**Instruction:**
Reproduce the records below in full and without edits, omitting images.

**Data supplied:**

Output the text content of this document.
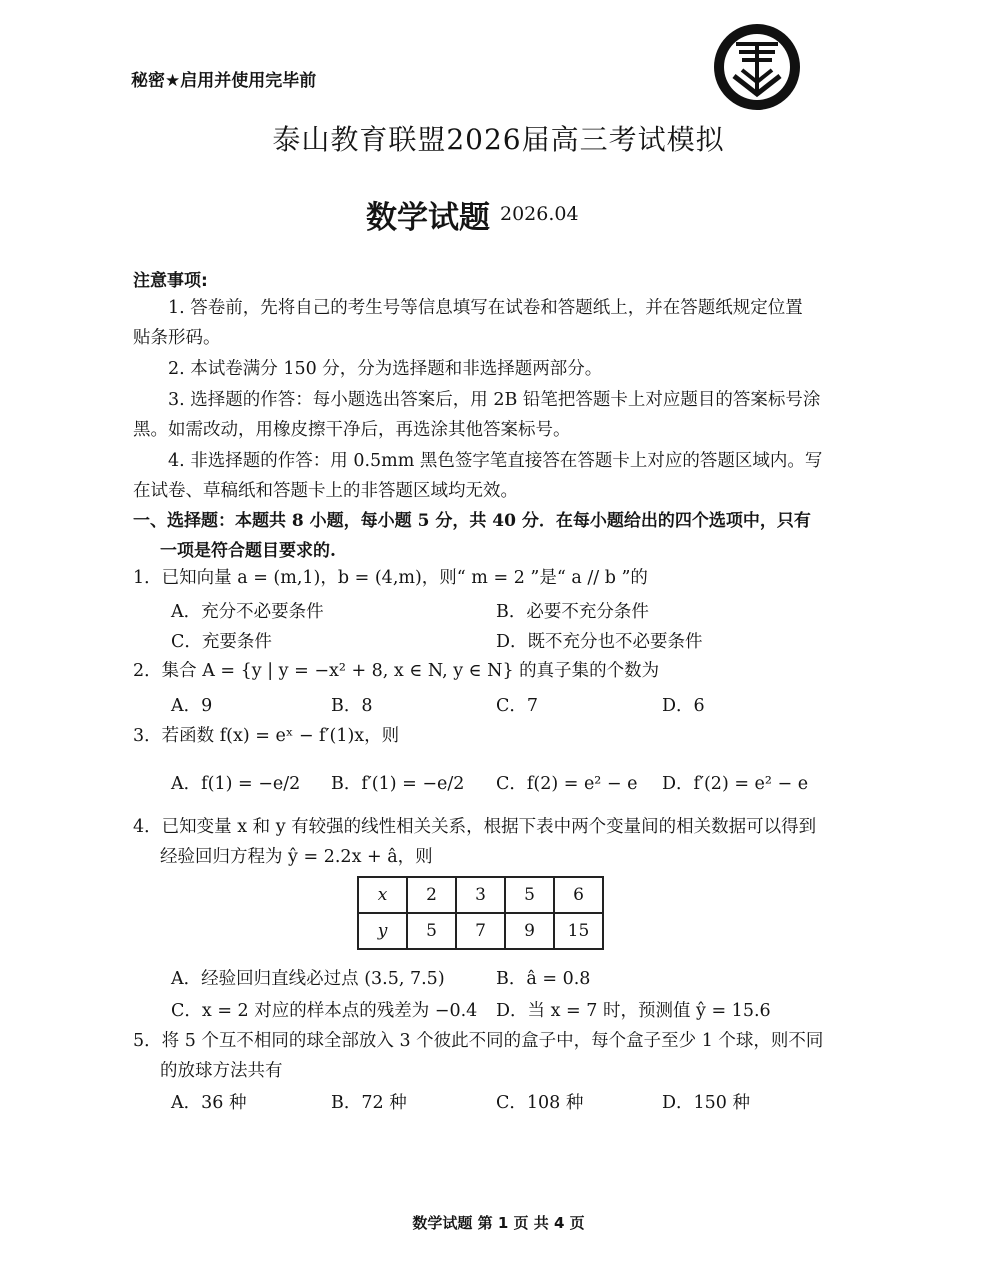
秘密★启用并使用完毕前
泰山教育联盟2026届高三考试模拟
数学试题 2026.04
注意事项:
1. 答卷前，先将自己的考生号等信息填写在试卷和答题纸上，并在答题纸规定位置
贴条形码。
2. 本试卷满分 150 分，分为选择题和非选择题两部分。
3. 选择题的作答：每小题选出答案后，用 2B 铅笔把答题卡上对应题目的答案标号涂
黑。如需改动，用橡皮擦干净后，再选涂其他答案标号。
4. 非选择题的作答：用 0.5mm 黑色签字笔直接答在答题卡上对应的答题区域内。写
在试卷、草稿纸和答题卡上的非答题区域均无效。
一、选择题：本题共 8 小题，每小题 5 分，共 40 分．在每小题给出的四个选项中，只有
一项是符合题目要求的.
1．已知向量 a = (m,1)，b = (4,m)，则“ m = 2 ”是“ a // b ”的
A．充分不必要条件	B．必要不充分条件
C．充要条件	D．既不充分也不必要条件
2．集合 A = {y | y = −x² + 8, x ∈ N, y ∈ N} 的真子集的个数为
A．9	B．8	C．7	D．6
3．若函数 f(x) = eˣ − f′(1)x，则
A．f(1) = −e/2 B．f′(1) = −e/2 C．f(2) = e² − e D．f′(2) = e² − e
4．已知变量 x 和 y 有较强的线性相关关系，根据下表中两个变量间的相关数据可以得到
经验回归方程为 ŷ = 2.2x + â，则
x	2	3	5	6
y	5	7	9	15
A．经验回归直线必过点 (3.5, 7.5)	B．â = 0.8
C．x = 2 对应的样本点的残差为 −0.4 D．当 x = 7 时，预测值 ŷ = 15.6
5．将 5 个互不相同的球全部放入 3 个彼此不同的盒子中，每个盒子至少 1 个球，则不同
的放球方法共有
A．36 种	B．72 种	C．108 种	D．150 种
数学试题 第 1 页 共 4 页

**Answer:**
Output the text content of this document.
秘密★启用并使用完毕前
泰山教育联盟2026届高三考试模拟
数学试题 2026.04
注意事项:
1. 答卷前，先将自己的考生号等信息填写在试卷和答题纸上，并在答题纸规定位置
贴条形码。
2. 本试卷满分 150 分，分为选择题和非选择题两部分。
3. 选择题的作答：每小题选出答案后，用 2B 铅笔把答题卡上对应题目的答案标号涂
黑。如需改动，用橡皮擦干净后，再选涂其他答案标号。
4. 非选择题的作答：用 0.5mm 黑色签字笔直接答在答题卡上对应的答题区域内。写
在试卷、草稿纸和答题卡上的非答题区域均无效。
一、选择题：本题共 8 小题，每小题 5 分，共 40 分．在每小题给出的四个选项中，只有
一项是符合题目要求的.
1．已知向量 a = (m,1)，b = (4,m)，则“ m = 2 ”是“ a // b ”的
A．充分不必要条件	B．必要不充分条件
C．充要条件	D．既不充分也不必要条件
2．集合 A = {y | y = −x² + 8, x ∈ N, y ∈ N} 的真子集的个数为
A．9	B．8	C．7	D．6
3．若函数 f(x) = eˣ − f′(1)x，则
A．f(1) = −e/2 B．f′(1) = −e/2 C．f(2) = e² − e D．f′(2) = e² − e
4．已知变量 x 和 y 有较强的线性相关关系，根据下表中两个变量间的相关数据可以得到
经验回归方程为 ŷ = 2.2x + â，则
x	2	3	5	6
y	5	7	9	15
A．经验回归直线必过点 (3.5, 7.5)	B．â = 0.8
C．x = 2 对应的样本点的残差为 −0.4 D．当 x = 7 时，预测值 ŷ = 15.6
5．将 5 个互不相同的球全部放入 3 个彼此不同的盒子中，每个盒子至少 1 个球，则不同
的放球方法共有
A．36 种	B．72 种	C．108 种	D．150 种
数学试题 第 1 页 共 4 页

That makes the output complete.